> _Request_:
Set out every line bearing the string "الثالث".

•••••

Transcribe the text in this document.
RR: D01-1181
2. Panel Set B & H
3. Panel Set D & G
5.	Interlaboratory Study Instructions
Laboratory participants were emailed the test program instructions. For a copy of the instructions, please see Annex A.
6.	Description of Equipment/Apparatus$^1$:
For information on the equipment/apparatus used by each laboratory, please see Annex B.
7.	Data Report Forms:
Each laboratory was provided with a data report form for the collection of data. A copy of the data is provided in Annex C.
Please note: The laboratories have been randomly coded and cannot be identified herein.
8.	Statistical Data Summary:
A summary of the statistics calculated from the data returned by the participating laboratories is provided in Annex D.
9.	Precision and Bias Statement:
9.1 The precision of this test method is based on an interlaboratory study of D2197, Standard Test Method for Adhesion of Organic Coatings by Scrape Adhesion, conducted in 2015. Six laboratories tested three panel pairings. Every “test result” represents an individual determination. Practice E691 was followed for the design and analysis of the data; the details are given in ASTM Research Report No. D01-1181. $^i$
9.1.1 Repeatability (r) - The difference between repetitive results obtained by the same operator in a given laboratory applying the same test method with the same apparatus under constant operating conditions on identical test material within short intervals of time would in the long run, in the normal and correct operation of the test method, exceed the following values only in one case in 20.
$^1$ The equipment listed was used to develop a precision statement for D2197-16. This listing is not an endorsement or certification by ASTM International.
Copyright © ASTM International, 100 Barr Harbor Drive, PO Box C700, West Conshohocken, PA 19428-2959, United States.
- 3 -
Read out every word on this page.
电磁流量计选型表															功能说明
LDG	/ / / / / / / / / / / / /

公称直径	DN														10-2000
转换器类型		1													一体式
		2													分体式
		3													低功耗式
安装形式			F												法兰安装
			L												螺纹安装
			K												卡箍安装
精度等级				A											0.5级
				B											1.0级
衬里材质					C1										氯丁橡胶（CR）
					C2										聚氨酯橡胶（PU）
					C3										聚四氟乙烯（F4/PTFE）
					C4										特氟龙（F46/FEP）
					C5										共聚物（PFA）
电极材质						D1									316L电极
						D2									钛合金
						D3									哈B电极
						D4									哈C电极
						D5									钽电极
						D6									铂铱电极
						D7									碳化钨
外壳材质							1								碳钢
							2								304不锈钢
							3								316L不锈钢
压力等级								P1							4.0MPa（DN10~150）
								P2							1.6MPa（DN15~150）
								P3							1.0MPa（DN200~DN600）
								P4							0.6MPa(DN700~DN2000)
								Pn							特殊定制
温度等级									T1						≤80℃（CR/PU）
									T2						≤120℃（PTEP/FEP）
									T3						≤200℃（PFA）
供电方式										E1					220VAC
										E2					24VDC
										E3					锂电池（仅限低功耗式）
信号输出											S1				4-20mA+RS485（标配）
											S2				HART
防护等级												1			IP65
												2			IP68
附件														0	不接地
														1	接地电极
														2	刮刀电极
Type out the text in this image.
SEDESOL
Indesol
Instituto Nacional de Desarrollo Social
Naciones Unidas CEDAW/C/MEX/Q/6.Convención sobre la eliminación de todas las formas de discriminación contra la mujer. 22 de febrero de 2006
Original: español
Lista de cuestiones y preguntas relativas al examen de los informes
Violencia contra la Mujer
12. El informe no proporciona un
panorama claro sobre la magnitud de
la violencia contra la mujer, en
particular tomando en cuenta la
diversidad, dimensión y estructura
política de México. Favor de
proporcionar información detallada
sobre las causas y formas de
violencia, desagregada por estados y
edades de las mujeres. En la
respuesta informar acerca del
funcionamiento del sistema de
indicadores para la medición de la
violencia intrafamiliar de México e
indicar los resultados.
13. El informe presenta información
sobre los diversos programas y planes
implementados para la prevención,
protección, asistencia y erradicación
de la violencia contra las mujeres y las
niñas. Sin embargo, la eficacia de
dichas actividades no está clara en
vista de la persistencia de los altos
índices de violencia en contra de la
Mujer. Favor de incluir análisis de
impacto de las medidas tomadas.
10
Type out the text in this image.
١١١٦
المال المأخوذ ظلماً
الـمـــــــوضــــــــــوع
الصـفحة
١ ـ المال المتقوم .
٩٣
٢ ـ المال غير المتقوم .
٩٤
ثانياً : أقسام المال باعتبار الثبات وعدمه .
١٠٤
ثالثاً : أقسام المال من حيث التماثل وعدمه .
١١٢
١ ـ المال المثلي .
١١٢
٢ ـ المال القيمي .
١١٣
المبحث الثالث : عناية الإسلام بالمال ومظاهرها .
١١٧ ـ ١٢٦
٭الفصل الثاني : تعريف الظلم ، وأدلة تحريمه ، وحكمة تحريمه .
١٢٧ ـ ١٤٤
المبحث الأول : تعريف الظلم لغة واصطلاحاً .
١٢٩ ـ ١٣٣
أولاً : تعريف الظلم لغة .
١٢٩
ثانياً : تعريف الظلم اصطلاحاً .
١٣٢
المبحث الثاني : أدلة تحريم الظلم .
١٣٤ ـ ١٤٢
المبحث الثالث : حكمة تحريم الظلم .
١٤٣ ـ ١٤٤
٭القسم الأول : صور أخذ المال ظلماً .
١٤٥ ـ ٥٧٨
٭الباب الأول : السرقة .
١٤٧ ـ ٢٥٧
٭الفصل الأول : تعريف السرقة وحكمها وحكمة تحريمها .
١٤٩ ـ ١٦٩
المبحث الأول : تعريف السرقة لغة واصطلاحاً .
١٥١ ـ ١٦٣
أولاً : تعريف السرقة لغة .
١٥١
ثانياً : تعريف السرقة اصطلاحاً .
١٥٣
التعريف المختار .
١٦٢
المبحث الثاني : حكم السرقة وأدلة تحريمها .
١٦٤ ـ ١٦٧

•••••

> _Solution_:
المبحث الثالث : عناية الإسلام بالمال ومظاهرها .
المبحث الثالث : حكمة تحريم الظلم .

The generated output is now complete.